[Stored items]
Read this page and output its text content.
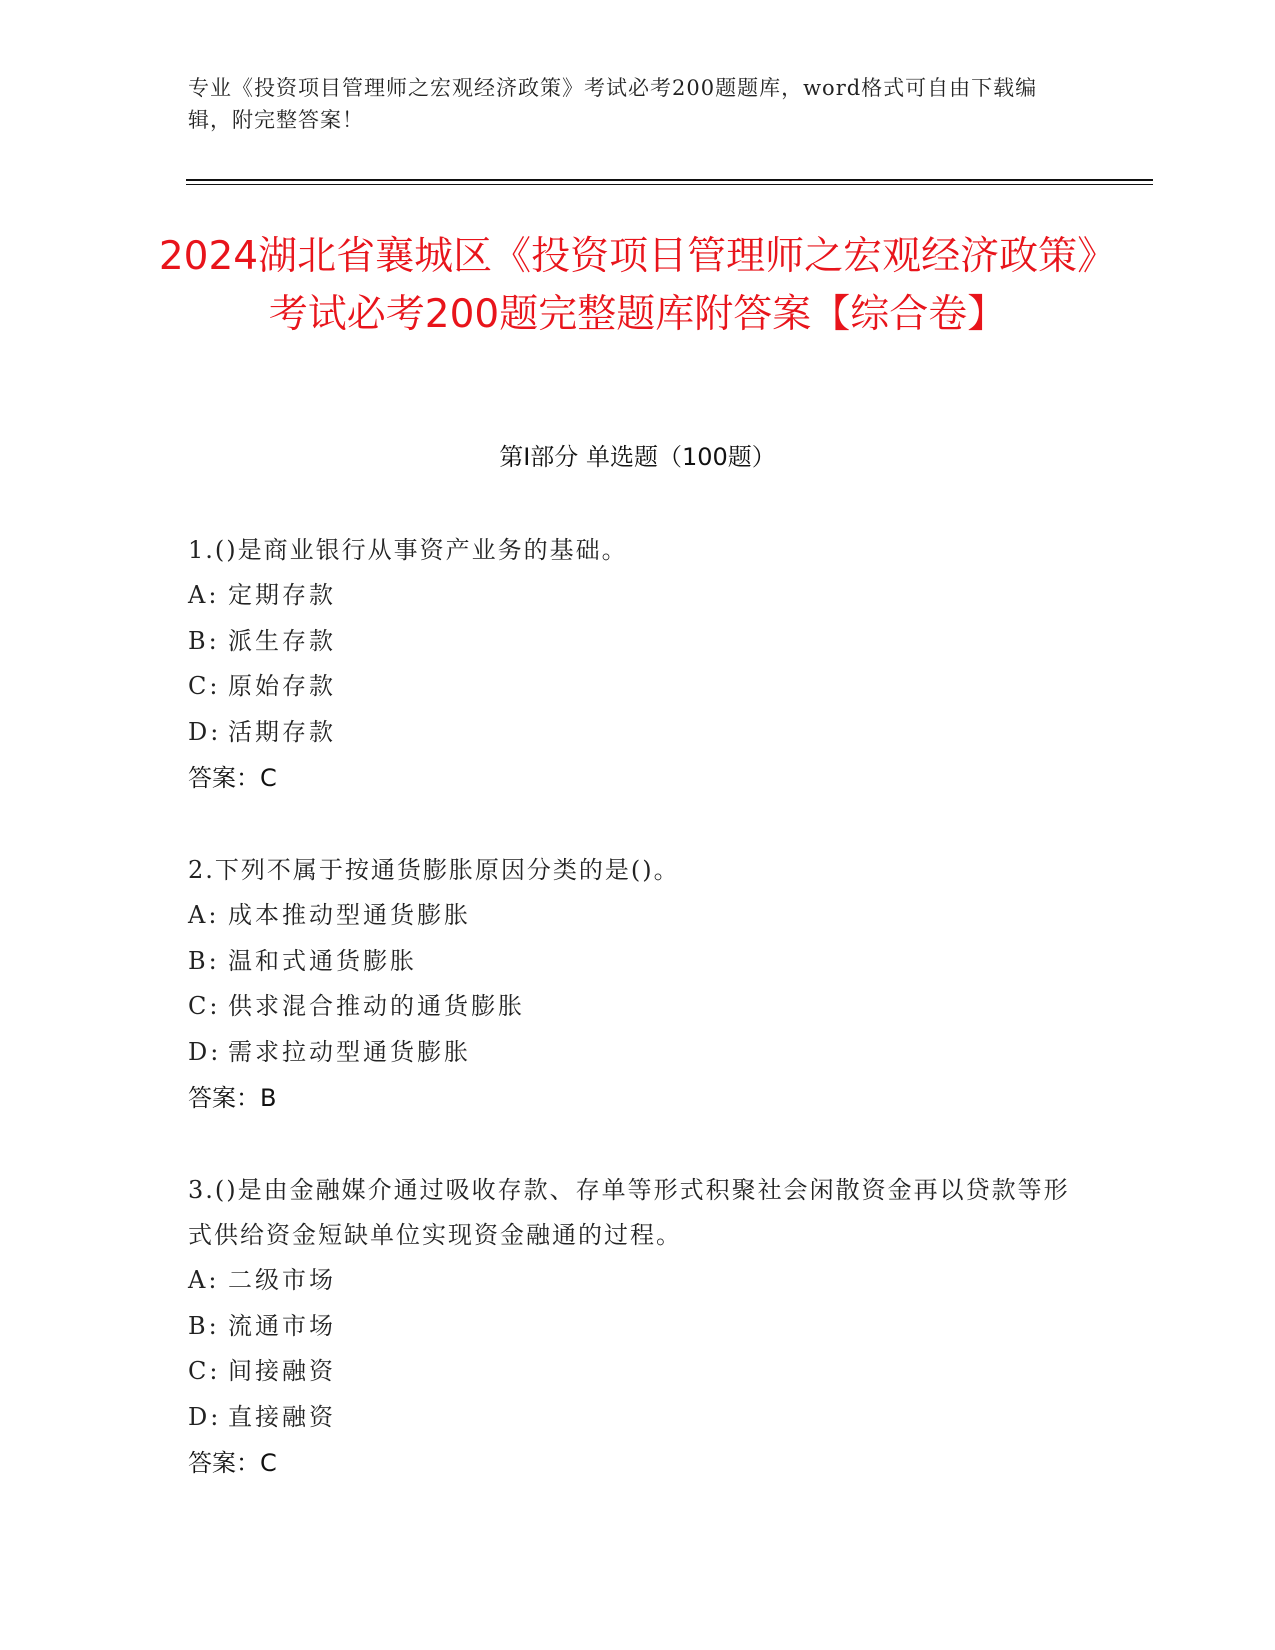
专业《投资项目管理师之宏观经济政策》考试必考200题题库，word格式可自由下载编辑，附完整答案！
2024湖北省襄城区《投资项目管理师之宏观经济政策》考试必考200题完整题库附答案【综合卷】
第I部分 单选题（100题）
1.()是商业银行从事资产业务的基础。
A: 定期存款
B: 派生存款
C: 原始存款
D: 活期存款
答案：C
2.下列不属于按通货膨胀原因分类的是()。
A: 成本推动型通货膨胀
B: 温和式通货膨胀
C: 供求混合推动的通货膨胀
D: 需求拉动型通货膨胀
答案：B
3.()是由金融媒介通过吸收存款、存单等形式积聚社会闲散资金再以贷款等形式供给资金短缺单位实现资金融通的过程。
A: 二级市场
B: 流通市场
C: 间接融资
D: 直接融资
答案：C
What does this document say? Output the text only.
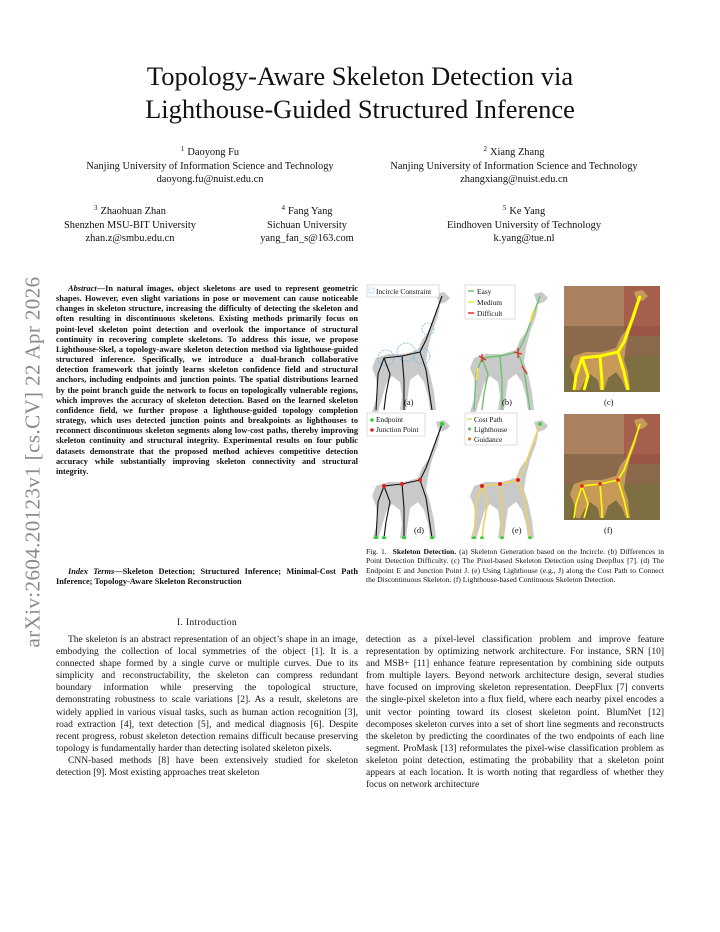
arXiv:2604.20123v1 [cs.CV] 22 Apr 2026
Topology-Aware Skeleton Detection via
Lighthouse-Guided Structured Inference
$^1$ Daoyong Fu
Nanjing University of Information Science and Technology
daoyong.fu@nuist.edu.cn
$^2$ Xiang Zhang
Nanjing University of Information Science and Technology
zhangxiang@nuist.edu.cn
$^3$ Zhaohuan Zhan
Shenzhen MSU-BIT University
zhan.z@smbu.edu.cn
$^4$ Fang Yang
Sichuan University
yang_fan_s@163.com
$^5$ Ke Yang
Eindhoven University of Technology
k.yang@tue.nl
Abstract—In natural images, object skeletons are used to represent geometric shapes. However, even slight variations in pose or movement can cause noticeable changes in skeleton structure, increasing the difficulty of detecting the skeleton and often resulting in discontinuous skeletons. Existing methods primarily focus on point-level skeleton point detection and overlook the importance of structural continuity in recovering complete skeletons. To address this issue, we propose Lighthouse-Skel, a topology-aware skeleton detection method via lighthouse-guided structured inference. Specifically, we introduce a dual-branch collaborative detection framework that jointly learns skeleton confidence field and structural anchors, including endpoints and junction points. The spatial distributions learned by the point branch guide the network to focus on topologically vulnerable regions, which improves the accuracy of skeleton detection. Based on the learned skeleton confidence field, we further propose a lighthouse-guided topology completion strategy, which uses detected junction points and breakpoints as lighthouses to reconnect discontinuous skeleton segments along low-cost paths, thereby improving skeleton continuity and structural integrity. Experimental results on four public datasets demonstrate that the proposed method achieves competitive detection accuracy while substantially improving skeleton connectivity and structural integrity.
Index Terms—Skeleton Detection; Structured Inference; Minimal-Cost Path Inference; Topology-Aware Skeleton Reconstruction
I. Introduction

The skeleton is an abstract representation of an object’s shape in an image, embodying the collection of local symmetries of the object [1]. It is a connected shape formed by a single curve or multiple curves. Due to its simplicity and reconstructability, the skeleton can compress redundant boundary information while preserving the topological structure, demonstrating robustness to scale variations [2]. As a result, skeletons are widely applied in various visual tasks, such as human action recognition [3], road extraction [4], text detection [5], and medical diagnosis [6]. Despite recent progress, robust skeleton detection remains difficult because preserving topology is fundamentally harder than detecting isolated skeleton pixels.

CNN-based methods [8] have been extensively studied for skeleton detection [9]. Most existing approaches treat skeleton

detection as a pixel-level classification problem and improve feature representation by optimizing network architecture. For instance, SRN [10] and MSB+ [11] enhance feature representation by combining side outputs from multiple layers. Beyond network architecture design, several studies have focused on improving skeleton representation. DeepFlux [7] converts the single-pixel skeleton into a flux field, where each nearby pixel encodes a unit vector pointing toward its closest skeleton point. BlumNet [12] decomposes skeleton curves into a set of short line segments and reconstructs the skeleton by predicting the coordinates of the two endpoints of each line segment. ProMask [13] reformulates the pixel-wise classification problem as skeleton point detection, estimating the probability that a skeleton point appears at each location. It is worth noting that regardless of whether they focus on network architecture

Incircle Constraint
(a)
Easy
Medium
Difficult
(b)	(c)
Endpoint
Junction Point
(d)
Cost Path
Lighthouse
Guidance
(e)	(f)
Fig. 1. Skeleton Detection. (a) Skeleton Generation based on the Incircle. (b) Differences in Point Detection Difficulty. (c) The Pixel-based Skeleton Detection using Deepflux [7]. (d) The Endpoint E and Junction Point J. (e) Using Lighthouse (e.g., J) along the Cost Path to Connect the Discontinuous Skeleton. (f) Lighthouse-based Continuous Skeleton Detection.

* _WRITTEN REQUEST_:
Copy all of the entries verbatim, leaving out any pictures they contain.

* _SOLUTION TO THIS PROBLEM_:
Read this page and output its text content.
专业《投资项目管理师之宏观经济政策》考试必考200题题库，word格式可自由下载编辑，附完整答案！
2024湖北省襄城区《投资项目管理师之宏观经济政策》考试必考200题完整题库附答案【综合卷】
第I部分 单选题（100题）
1.()是商业银行从事资产业务的基础。
A: 定期存款
B: 派生存款
C: 原始存款
D: 活期存款
答案：C
2.下列不属于按通货膨胀原因分类的是()。
A: 成本推动型通货膨胀
B: 温和式通货膨胀
C: 供求混合推动的通货膨胀
D: 需求拉动型通货膨胀
答案：B
3.()是由金融媒介通过吸收存款、存单等形式积聚社会闲散资金再以贷款等形式供给资金短缺单位实现资金融通的过程。
A: 二级市场
B: 流通市场
C: 间接融资
D: 直接融资
答案：C
What does this document say? Output the text only.
arXiv:2604.20123v1 [cs.CV] 22 Apr 2026
Topology-Aware Skeleton Detection via
Lighthouse-Guided Structured Inference
$^1$ Daoyong Fu
Nanjing University of Information Science and Technology
daoyong.fu@nuist.edu.cn
$^2$ Xiang Zhang
Nanjing University of Information Science and Technology
zhangxiang@nuist.edu.cn
$^3$ Zhaohuan Zhan
Shenzhen MSU-BIT University
zhan.z@smbu.edu.cn
$^4$ Fang Yang
Sichuan University
yang_fan_s@163.com
$^5$ Ke Yang
Eindhoven University of Technology
k.yang@tue.nl
Abstract—In natural images, object skeletons are used to represent geometric shapes. However, even slight variations in pose or movement can cause noticeable changes in skeleton structure, increasing the difficulty of detecting the skeleton and often resulting in discontinuous skeletons. Existing methods primarily focus on point-level skeleton point detection and overlook the importance of structural continuity in recovering complete skeletons. To address this issue, we propose Lighthouse-Skel, a topology-aware skeleton detection method via lighthouse-guided structured inference. Specifically, we introduce a dual-branch collaborative detection framework that jointly learns skeleton confidence field and structural anchors, including endpoints and junction points. The spatial distributions learned by the point branch guide the network to focus on topologically vulnerable regions, which improves the accuracy of skeleton detection. Based on the learned skeleton confidence field, we further propose a lighthouse-guided topology completion strategy, which uses detected junction points and breakpoints as lighthouses to reconnect discontinuous skeleton segments along low-cost paths, thereby improving skeleton continuity and structural integrity. Experimental results on four public datasets demonstrate that the proposed method achieves competitive detection accuracy while substantially improving skeleton connectivity and structural integrity.
Index Terms—Skeleton Detection; Structured Inference; Minimal-Cost Path Inference; Topology-Aware Skeleton Reconstruction
I. Introduction

The skeleton is an abstract representation of an object’s shape in an image, embodying the collection of local symmetries of the object [1]. It is a connected shape formed by a single curve or multiple curves. Due to its simplicity and reconstructability, the skeleton can compress redundant boundary information while preserving the topological structure, demonstrating robustness to scale variations [2]. As a result, skeletons are widely applied in various visual tasks, such as human action recognition [3], road extraction [4], text detection [5], and medical diagnosis [6]. Despite recent progress, robust skeleton detection remains difficult because preserving topology is fundamentally harder than detecting isolated skeleton pixels.

CNN-based methods [8] have been extensively studied for skeleton detection [9]. Most existing approaches treat skeleton

detection as a pixel-level classification problem and improve feature representation by optimizing network architecture. For instance, SRN [10] and MSB+ [11] enhance feature representation by combining side outputs from multiple layers. Beyond network architecture design, several studies have focused on improving skeleton representation. DeepFlux [7] converts the single-pixel skeleton into a flux field, where each nearby pixel encodes a unit vector pointing toward its closest skeleton point. BlumNet [12] decomposes skeleton curves into a set of short line segments and reconstructs the skeleton by predicting the coordinates of the two endpoints of each line segment. ProMask [13] reformulates the pixel-wise classification problem as skeleton point detection, estimating the probability that a skeleton point appears at each location. It is worth noting that regardless of whether they focus on network architecture

Incircle Constraint
(a)
Easy
Medium
Difficult
(b)	(c)
Endpoint
Junction Point
(d)
Cost Path
Lighthouse
Guidance
(e)	(f)
Fig. 1. Skeleton Detection. (a) Skeleton Generation based on the Incircle. (b) Differences in Point Detection Difficulty. (c) The Pixel-based Skeleton Detection using Deepflux [7]. (d) The Endpoint E and Junction Point J. (e) Using Lighthouse (e.g., J) along the Cost Path to Connect the Discontinuous Skeleton. (f) Lighthouse-based Continuous Skeleton Detection.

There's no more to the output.